Omit every picture and output the rest of the records exactly as they are.

[Extracted data entries]
------------
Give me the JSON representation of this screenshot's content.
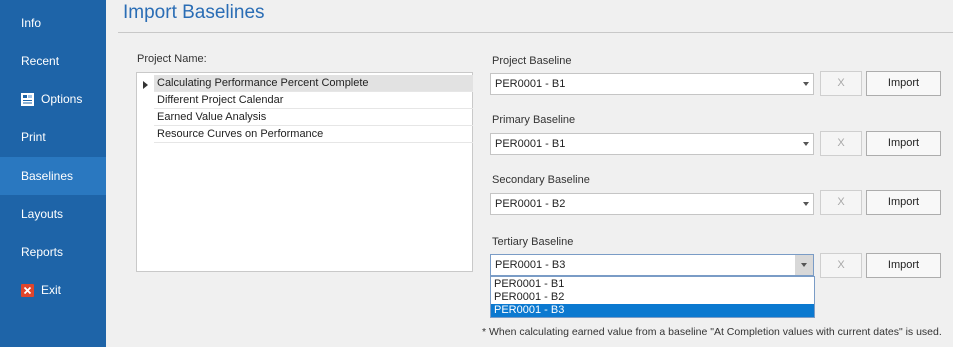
{
  "sidebar": {
    "items": [
      {
        "label": "Info",
        "icon": ""
      },
      {
        "label": "Recent",
        "icon": ""
      },
      {
        "label": "Options",
        "icon": "options-icon"
      },
      {
        "label": "Print",
        "icon": ""
      },
      {
        "label": "Baselines",
        "icon": "",
        "active": true
      },
      {
        "label": "Layouts",
        "icon": ""
      },
      {
        "label": "Reports",
        "icon": ""
      },
      {
        "label": "Exit",
        "icon": "exit-icon"
      }
    ]
  },
  "main": {
    "title": "Import Baselines",
    "project_label": "Project Name:",
    "projects": [
      "Calculating Performance Percent Complete",
      "Different Project Calendar",
      "Earned Value Analysis",
      "Resource Curves on Performance"
    ],
    "baselines": [
      {
        "label": "Project Baseline",
        "value": "PER0001 - B1",
        "clear_label": "X",
        "import_label": "Import"
      },
      {
        "label": "Primary Baseline",
        "value": "PER0001 - B1",
        "clear_label": "X",
        "import_label": "Import"
      },
      {
        "label": "Secondary Baseline",
        "value": "PER0001 - B2",
        "clear_label": "X",
        "import_label": "Import"
      },
      {
        "label": "Tertiary Baseline",
        "value": "PER0001 - B3",
        "clear_label": "X",
        "import_label": "Import"
      }
    ],
    "dropdown_options": [
      "PER0001 - B1",
      "PER0001 - B2",
      "PER0001 - B3"
    ],
    "footnote": "* When calculating earned value from a baseline \"At Completion values with current dates\" is used."
  },
  "colors": {
    "sidebar_bg": "#1e64a8",
    "sidebar_active": "#2a78c0",
    "title": "#2a6db5",
    "selection": "#0b79d0"
  }
}
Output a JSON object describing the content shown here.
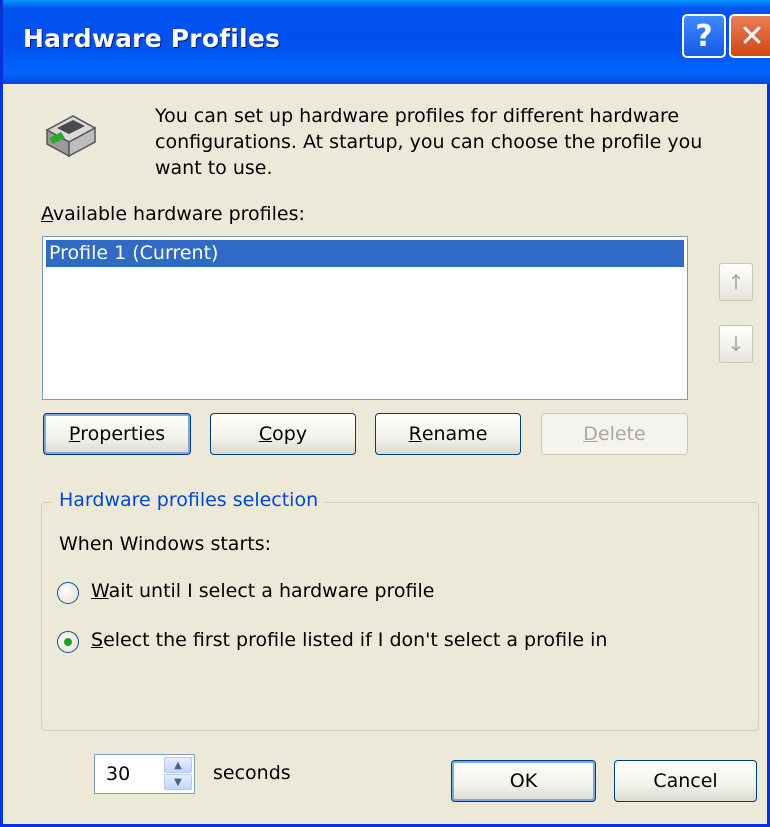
{
  "window": {
    "title": "Hardware Profiles",
    "help_label": "?",
    "close_label": "✕"
  },
  "intro": {
    "icon": "hardware-computer-icon",
    "text": "You can set up hardware profiles for different hardware configurations.  At startup, you can choose the profile you want to use."
  },
  "profiles": {
    "label_mnemonic": "A",
    "label_rest": "vailable hardware profiles:",
    "items": [
      "Profile 1 (Current)"
    ],
    "selected_index": 0,
    "move_up_icon": "arrow-up-icon",
    "move_down_icon": "arrow-down-icon"
  },
  "buttons": {
    "properties": {
      "mnemonic": "P",
      "rest": "roperties"
    },
    "copy": {
      "mnemonic": "C",
      "rest": "opy"
    },
    "rename": {
      "mnemonic": "R",
      "rest": "ename"
    },
    "delete": {
      "mnemonic": "D",
      "rest": "elete",
      "disabled": true
    }
  },
  "selection": {
    "legend": "Hardware profiles selection",
    "when_label": "When Windows starts:",
    "option_wait": {
      "mnemonic": "W",
      "rest": "ait until I select a hardware profile",
      "checked": false
    },
    "option_first": {
      "mnemonic": "S",
      "rest": "elect the first profile listed if I don't select a profile in",
      "checked": true
    },
    "seconds_value": "30",
    "seconds_label": "seconds"
  },
  "footer": {
    "ok_label": "OK",
    "cancel_label": "Cancel"
  },
  "colors": {
    "titlebar": "#0054e3",
    "selection": "#316ac5",
    "group_legend": "#0046d5",
    "dialog_bg": "#ece9d8"
  }
}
------------
* [COMPLETE ANSWER]:
Give me the JSON representation of this screenshot's content.
{
  "sidebar": {
    "items": [
      {
        "label": "Info",
        "icon": ""
      },
      {
        "label": "Recent",
        "icon": ""
      },
      {
        "label": "Options",
        "icon": "options-icon"
      },
      {
        "label": "Print",
        "icon": ""
      },
      {
        "label": "Baselines",
        "icon": "",
        "active": true
      },
      {
        "label": "Layouts",
        "icon": ""
      },
      {
        "label": "Reports",
        "icon": ""
      },
      {
        "label": "Exit",
        "icon": "exit-icon"
      }
    ]
  },
  "main": {
    "title": "Import Baselines",
    "project_label": "Project Name:",
    "projects": [
      "Calculating Performance Percent Complete",
      "Different Project Calendar",
      "Earned Value Analysis",
      "Resource Curves on Performance"
    ],
    "baselines": [
      {
        "label": "Project Baseline",
        "value": "PER0001 - B1",
        "clear_label": "X",
        "import_label": "Import"
      },
      {
        "label": "Primary Baseline",
        "value": "PER0001 - B1",
        "clear_label": "X",
        "import_label": "Import"
      },
      {
        "label": "Secondary Baseline",
        "value": "PER0001 - B2",
        "clear_label": "X",
        "import_label": "Import"
      },
      {
        "label": "Tertiary Baseline",
        "value": "PER0001 - B3",
        "clear_label": "X",
        "import_label": "Import"
      }
    ],
    "dropdown_options": [
      "PER0001 - B1",
      "PER0001 - B2",
      "PER0001 - B3"
    ],
    "footnote": "* When calculating earned value from a baseline \"At Completion values with current dates\" is used."
  },
  "colors": {
    "sidebar_bg": "#1e64a8",
    "sidebar_active": "#2a78c0",
    "title": "#2a6db5",
    "selection": "#0b79d0"
  }
}
Output a JSON object describing the content shown here.
{
  "window": {
    "title": "Hardware Profiles",
    "help_label": "?",
    "close_label": "✕"
  },
  "intro": {
    "icon": "hardware-computer-icon",
    "text": "You can set up hardware profiles for different hardware configurations.  At startup, you can choose the profile you want to use."
  },
  "profiles": {
    "label_mnemonic": "A",
    "label_rest": "vailable hardware profiles:",
    "items": [
      "Profile 1 (Current)"
    ],
    "selected_index": 0,
    "move_up_icon": "arrow-up-icon",
    "move_down_icon": "arrow-down-icon"
  },
  "buttons": {
    "properties": {
      "mnemonic": "P",
      "rest": "roperties"
    },
    "copy": {
      "mnemonic": "C",
      "rest": "opy"
    },
    "rename": {
      "mnemonic": "R",
      "rest": "ename"
    },
    "delete": {
      "mnemonic": "D",
      "rest": "elete",
      "disabled": true
    }
  },
  "selection": {
    "legend": "Hardware profiles selection",
    "when_label": "When Windows starts:",
    "option_wait": {
      "mnemonic": "W",
      "rest": "ait until I select a hardware profile",
      "checked": false
    },
    "option_first": {
      "mnemonic": "S",
      "rest": "elect the first profile listed if I don't select a profile in",
      "checked": true
    },
    "seconds_value": "30",
    "seconds_label": "seconds"
  },
  "footer": {
    "ok_label": "OK",
    "cancel_label": "Cancel"
  },
  "colors": {
    "titlebar": "#0054e3",
    "selection": "#316ac5",
    "group_legend": "#0046d5",
    "dialog_bg": "#ece9d8"
  }
}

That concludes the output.